[Dataset entries]
==*==

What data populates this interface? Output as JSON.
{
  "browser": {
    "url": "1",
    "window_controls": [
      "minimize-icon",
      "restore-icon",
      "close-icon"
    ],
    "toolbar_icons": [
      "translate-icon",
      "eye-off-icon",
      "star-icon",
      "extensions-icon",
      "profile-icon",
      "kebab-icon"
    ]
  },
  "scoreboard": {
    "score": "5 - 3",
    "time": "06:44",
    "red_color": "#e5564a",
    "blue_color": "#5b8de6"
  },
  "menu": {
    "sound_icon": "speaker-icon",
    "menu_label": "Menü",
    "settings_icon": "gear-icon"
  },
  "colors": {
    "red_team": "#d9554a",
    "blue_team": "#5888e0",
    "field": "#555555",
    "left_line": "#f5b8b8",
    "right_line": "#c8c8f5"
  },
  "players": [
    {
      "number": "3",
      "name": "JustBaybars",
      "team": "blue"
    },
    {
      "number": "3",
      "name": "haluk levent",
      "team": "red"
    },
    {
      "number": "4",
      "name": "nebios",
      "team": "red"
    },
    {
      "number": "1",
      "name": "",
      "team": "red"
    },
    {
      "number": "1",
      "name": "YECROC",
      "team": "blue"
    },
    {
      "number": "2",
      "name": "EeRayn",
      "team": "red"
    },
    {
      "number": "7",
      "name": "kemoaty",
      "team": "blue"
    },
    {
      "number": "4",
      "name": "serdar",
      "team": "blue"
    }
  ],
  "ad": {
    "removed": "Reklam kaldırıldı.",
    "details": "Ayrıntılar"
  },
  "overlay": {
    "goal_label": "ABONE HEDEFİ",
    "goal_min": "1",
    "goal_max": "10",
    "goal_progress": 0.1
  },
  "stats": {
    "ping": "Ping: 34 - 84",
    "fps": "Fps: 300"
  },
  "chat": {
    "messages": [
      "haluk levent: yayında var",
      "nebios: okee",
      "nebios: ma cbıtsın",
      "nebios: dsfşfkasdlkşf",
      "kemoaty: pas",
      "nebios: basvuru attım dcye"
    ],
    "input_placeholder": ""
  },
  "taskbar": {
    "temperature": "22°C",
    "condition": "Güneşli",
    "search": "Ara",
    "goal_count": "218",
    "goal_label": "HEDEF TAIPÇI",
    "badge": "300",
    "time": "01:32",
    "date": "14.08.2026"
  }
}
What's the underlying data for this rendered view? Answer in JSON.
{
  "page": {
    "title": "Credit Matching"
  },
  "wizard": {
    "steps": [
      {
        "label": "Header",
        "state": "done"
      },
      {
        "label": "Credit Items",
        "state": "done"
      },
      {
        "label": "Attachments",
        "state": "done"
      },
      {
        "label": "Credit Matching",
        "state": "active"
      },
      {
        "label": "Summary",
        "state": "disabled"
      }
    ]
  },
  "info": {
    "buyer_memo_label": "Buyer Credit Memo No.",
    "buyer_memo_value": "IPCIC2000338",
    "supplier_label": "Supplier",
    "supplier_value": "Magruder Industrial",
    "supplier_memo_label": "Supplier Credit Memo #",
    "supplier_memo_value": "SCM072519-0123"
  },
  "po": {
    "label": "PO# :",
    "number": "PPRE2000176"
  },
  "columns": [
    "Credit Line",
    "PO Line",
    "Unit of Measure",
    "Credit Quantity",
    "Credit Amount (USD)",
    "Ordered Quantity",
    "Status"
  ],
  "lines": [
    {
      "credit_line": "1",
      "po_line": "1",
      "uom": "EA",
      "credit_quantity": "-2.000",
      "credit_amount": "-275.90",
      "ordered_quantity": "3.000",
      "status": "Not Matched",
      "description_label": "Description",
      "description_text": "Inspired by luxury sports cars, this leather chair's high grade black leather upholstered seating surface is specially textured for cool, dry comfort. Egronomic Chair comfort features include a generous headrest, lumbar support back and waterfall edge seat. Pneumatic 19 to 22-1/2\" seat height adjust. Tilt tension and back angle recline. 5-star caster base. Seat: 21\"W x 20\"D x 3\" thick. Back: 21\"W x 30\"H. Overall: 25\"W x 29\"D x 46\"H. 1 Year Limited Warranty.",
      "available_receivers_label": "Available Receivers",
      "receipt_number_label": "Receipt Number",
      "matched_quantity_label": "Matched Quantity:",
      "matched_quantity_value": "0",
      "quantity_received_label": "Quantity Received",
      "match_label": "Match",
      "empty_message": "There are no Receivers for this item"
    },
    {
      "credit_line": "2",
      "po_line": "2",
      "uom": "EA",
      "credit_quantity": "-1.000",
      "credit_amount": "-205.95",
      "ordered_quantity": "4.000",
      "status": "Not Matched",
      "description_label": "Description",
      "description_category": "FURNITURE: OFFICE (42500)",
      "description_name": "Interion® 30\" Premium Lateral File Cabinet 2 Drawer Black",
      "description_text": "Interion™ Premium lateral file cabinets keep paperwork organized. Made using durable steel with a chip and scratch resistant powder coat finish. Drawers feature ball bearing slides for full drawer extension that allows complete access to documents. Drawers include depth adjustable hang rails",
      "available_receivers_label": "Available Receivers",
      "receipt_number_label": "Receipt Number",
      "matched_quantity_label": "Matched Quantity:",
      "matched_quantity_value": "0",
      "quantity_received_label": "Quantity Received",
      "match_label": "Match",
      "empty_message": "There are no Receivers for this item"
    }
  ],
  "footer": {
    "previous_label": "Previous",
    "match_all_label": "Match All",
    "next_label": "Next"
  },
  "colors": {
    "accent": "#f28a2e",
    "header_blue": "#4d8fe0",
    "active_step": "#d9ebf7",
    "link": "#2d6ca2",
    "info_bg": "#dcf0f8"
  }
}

==*==

(WHAT YOU HAVE TO DO) All of the material above needs to be copied exactly.

(RESULT OF THIS TASK)
What data populates this interface? Output as JSON.
{
  "browser": {
    "url": "1",
    "window_controls": [
      "minimize-icon",
      "restore-icon",
      "close-icon"
    ],
    "toolbar_icons": [
      "translate-icon",
      "eye-off-icon",
      "star-icon",
      "extensions-icon",
      "profile-icon",
      "kebab-icon"
    ]
  },
  "scoreboard": {
    "score": "5 - 3",
    "time": "06:44",
    "red_color": "#e5564a",
    "blue_color": "#5b8de6"
  },
  "menu": {
    "sound_icon": "speaker-icon",
    "menu_label": "Menü",
    "settings_icon": "gear-icon"
  },
  "colors": {
    "red_team": "#d9554a",
    "blue_team": "#5888e0",
    "field": "#555555",
    "left_line": "#f5b8b8",
    "right_line": "#c8c8f5"
  },
  "players": [
    {
      "number": "3",
      "name": "JustBaybars",
      "team": "blue"
    },
    {
      "number": "3",
      "name": "haluk levent",
      "team": "red"
    },
    {
      "number": "4",
      "name": "nebios",
      "team": "red"
    },
    {
      "number": "1",
      "name": "",
      "team": "red"
    },
    {
      "number": "1",
      "name": "YECROC",
      "team": "blue"
    },
    {
      "number": "2",
      "name": "EeRayn",
      "team": "red"
    },
    {
      "number": "7",
      "name": "kemoaty",
      "team": "blue"
    },
    {
      "number": "4",
      "name": "serdar",
      "team": "blue"
    }
  ],
  "ad": {
    "removed": "Reklam kaldırıldı.",
    "details": "Ayrıntılar"
  },
  "overlay": {
    "goal_label": "ABONE HEDEFİ",
    "goal_min": "1",
    "goal_max": "10",
    "goal_progress": 0.1
  },
  "stats": {
    "ping": "Ping: 34 - 84",
    "fps": "Fps: 300"
  },
  "chat": {
    "messages": [
      "haluk levent: yayında var",
      "nebios: okee",
      "nebios: ma cbıtsın",
      "nebios: dsfşfkasdlkşf",
      "kemoaty: pas",
      "nebios: basvuru attım dcye"
    ],
    "input_placeholder": ""
  },
  "taskbar": {
    "temperature": "22°C",
    "condition": "Güneşli",
    "search": "Ara",
    "goal_count": "218",
    "goal_label": "HEDEF TAIPÇI",
    "badge": "300",
    "time": "01:32",
    "date": "14.08.2026"
  }
}
What's the underlying data for this rendered view? Answer in JSON.
{
  "page": {
    "title": "Credit Matching"
  },
  "wizard": {
    "steps": [
      {
        "label": "Header",
        "state": "done"
      },
      {
        "label": "Credit Items",
        "state": "done"
      },
      {
        "label": "Attachments",
        "state": "done"
      },
      {
        "label": "Credit Matching",
        "state": "active"
      },
      {
        "label": "Summary",
        "state": "disabled"
      }
    ]
  },
  "info": {
    "buyer_memo_label": "Buyer Credit Memo No.",
    "buyer_memo_value": "IPCIC2000338",
    "supplier_label": "Supplier",
    "supplier_value": "Magruder Industrial",
    "supplier_memo_label": "Supplier Credit Memo #",
    "supplier_memo_value": "SCM072519-0123"
  },
  "po": {
    "label": "PO# :",
    "number": "PPRE2000176"
  },
  "columns": [
    "Credit Line",
    "PO Line",
    "Unit of Measure",
    "Credit Quantity",
    "Credit Amount (USD)",
    "Ordered Quantity",
    "Status"
  ],
  "lines": [
    {
      "credit_line": "1",
      "po_line": "1",
      "uom": "EA",
      "credit_quantity": "-2.000",
      "credit_amount": "-275.90",
      "ordered_quantity": "3.000",
      "status": "Not Matched",
      "description_label": "Description",
      "description_text": "Inspired by luxury sports cars, this leather chair's high grade black leather upholstered seating surface is specially textured for cool, dry comfort. Egronomic Chair comfort features include a generous headrest, lumbar support back and waterfall edge seat. Pneumatic 19 to 22-1/2\" seat height adjust. Tilt tension and back angle recline. 5-star caster base. Seat: 21\"W x 20\"D x 3\" thick. Back: 21\"W x 30\"H. Overall: 25\"W x 29\"D x 46\"H. 1 Year Limited Warranty.",
      "available_receivers_label": "Available Receivers",
      "receipt_number_label": "Receipt Number",
      "matched_quantity_label": "Matched Quantity:",
      "matched_quantity_value": "0",
      "quantity_received_label": "Quantity Received",
      "match_label": "Match",
      "empty_message": "There are no Receivers for this item"
    },
    {
      "credit_line": "2",
      "po_line": "2",
      "uom": "EA",
      "credit_quantity": "-1.000",
      "credit_amount": "-205.95",
      "ordered_quantity": "4.000",
      "status": "Not Matched",
      "description_label": "Description",
      "description_category": "FURNITURE: OFFICE (42500)",
      "description_name": "Interion® 30\" Premium Lateral File Cabinet 2 Drawer Black",
      "description_text": "Interion™ Premium lateral file cabinets keep paperwork organized. Made using durable steel with a chip and scratch resistant powder coat finish. Drawers feature ball bearing slides for full drawer extension that allows complete access to documents. Drawers include depth adjustable hang rails",
      "available_receivers_label": "Available Receivers",
      "receipt_number_label": "Receipt Number",
      "matched_quantity_label": "Matched Quantity:",
      "matched_quantity_value": "0",
      "quantity_received_label": "Quantity Received",
      "match_label": "Match",
      "empty_message": "There are no Receivers for this item"
    }
  ],
  "footer": {
    "previous_label": "Previous",
    "match_all_label": "Match All",
    "next_label": "Next"
  },
  "colors": {
    "accent": "#f28a2e",
    "header_blue": "#4d8fe0",
    "active_step": "#d9ebf7",
    "link": "#2d6ca2",
    "info_bg": "#dcf0f8"
  }
}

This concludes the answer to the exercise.